> **What to do**:
Pull every line of the entries that has the word "Capital".

··· Input rows ···

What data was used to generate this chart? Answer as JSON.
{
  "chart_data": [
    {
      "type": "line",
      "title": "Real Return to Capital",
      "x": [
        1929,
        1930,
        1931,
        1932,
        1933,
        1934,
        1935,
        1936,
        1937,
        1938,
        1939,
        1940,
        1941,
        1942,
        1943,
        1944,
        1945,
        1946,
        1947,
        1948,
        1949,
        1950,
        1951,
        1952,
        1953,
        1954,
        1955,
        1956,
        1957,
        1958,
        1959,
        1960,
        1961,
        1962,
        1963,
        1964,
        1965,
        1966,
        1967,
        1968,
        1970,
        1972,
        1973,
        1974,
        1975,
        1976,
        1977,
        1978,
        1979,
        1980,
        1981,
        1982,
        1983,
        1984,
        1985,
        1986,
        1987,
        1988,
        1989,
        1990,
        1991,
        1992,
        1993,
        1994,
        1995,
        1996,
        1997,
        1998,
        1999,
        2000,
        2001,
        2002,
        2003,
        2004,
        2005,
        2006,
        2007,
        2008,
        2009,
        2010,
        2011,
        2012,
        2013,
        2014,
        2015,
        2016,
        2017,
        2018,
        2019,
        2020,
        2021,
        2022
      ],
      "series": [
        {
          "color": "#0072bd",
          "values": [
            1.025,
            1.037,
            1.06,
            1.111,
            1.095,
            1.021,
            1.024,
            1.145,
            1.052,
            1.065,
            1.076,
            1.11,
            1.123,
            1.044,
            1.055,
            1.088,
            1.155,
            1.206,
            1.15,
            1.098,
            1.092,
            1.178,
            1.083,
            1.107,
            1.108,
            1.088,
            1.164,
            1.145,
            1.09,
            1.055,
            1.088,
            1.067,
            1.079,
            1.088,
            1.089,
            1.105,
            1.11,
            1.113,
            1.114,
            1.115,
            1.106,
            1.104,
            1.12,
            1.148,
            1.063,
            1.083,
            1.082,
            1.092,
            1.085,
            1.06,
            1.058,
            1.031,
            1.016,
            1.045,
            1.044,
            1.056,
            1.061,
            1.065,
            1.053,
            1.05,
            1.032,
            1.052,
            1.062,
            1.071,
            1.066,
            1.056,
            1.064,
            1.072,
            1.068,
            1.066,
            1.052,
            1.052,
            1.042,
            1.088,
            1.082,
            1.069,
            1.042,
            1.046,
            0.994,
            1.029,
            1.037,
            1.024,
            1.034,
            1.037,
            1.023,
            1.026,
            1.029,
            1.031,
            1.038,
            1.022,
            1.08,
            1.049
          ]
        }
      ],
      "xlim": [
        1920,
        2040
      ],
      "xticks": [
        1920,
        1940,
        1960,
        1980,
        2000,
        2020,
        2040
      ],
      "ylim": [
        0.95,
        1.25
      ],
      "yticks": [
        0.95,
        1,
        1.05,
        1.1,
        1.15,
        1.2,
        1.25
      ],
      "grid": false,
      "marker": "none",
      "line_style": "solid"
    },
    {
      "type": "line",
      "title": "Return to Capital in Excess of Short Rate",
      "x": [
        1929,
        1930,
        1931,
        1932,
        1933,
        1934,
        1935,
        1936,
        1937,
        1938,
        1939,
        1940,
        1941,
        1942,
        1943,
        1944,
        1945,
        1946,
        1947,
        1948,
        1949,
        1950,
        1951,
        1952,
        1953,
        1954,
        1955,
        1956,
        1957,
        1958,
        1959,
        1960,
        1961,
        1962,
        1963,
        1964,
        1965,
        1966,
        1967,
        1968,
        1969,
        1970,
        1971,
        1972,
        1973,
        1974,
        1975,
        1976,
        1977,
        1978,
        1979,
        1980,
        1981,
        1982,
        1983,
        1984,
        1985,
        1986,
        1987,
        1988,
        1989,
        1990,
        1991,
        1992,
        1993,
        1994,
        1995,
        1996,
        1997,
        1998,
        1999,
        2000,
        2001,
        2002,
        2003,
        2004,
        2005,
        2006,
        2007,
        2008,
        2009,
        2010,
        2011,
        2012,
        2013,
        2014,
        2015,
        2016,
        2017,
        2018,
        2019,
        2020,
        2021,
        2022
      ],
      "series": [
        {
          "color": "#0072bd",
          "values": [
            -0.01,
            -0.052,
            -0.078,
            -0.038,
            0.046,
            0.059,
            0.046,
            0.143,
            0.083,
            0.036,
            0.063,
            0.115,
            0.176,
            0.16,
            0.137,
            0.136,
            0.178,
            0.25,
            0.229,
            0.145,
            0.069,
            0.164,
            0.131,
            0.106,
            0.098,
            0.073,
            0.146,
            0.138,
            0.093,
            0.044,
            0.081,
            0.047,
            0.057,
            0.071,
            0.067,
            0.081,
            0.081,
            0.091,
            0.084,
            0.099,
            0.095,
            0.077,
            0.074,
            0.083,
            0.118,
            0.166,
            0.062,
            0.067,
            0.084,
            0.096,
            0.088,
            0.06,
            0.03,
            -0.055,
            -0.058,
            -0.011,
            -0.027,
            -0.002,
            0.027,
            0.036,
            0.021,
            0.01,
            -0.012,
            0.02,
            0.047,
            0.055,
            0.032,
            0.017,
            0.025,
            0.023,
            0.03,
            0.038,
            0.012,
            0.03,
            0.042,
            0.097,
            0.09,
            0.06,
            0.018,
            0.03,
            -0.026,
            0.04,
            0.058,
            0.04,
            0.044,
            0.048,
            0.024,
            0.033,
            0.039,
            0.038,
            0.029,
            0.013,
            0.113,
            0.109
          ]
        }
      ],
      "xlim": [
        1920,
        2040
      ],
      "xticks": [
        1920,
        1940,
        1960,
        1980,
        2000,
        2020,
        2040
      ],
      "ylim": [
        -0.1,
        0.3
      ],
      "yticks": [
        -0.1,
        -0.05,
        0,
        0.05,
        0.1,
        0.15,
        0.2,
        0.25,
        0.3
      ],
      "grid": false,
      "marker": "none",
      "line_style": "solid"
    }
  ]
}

···

> **Task result**:
      "title": "Real Return to Capital",
      "title": "Return to Capital in Excess of Short Rate",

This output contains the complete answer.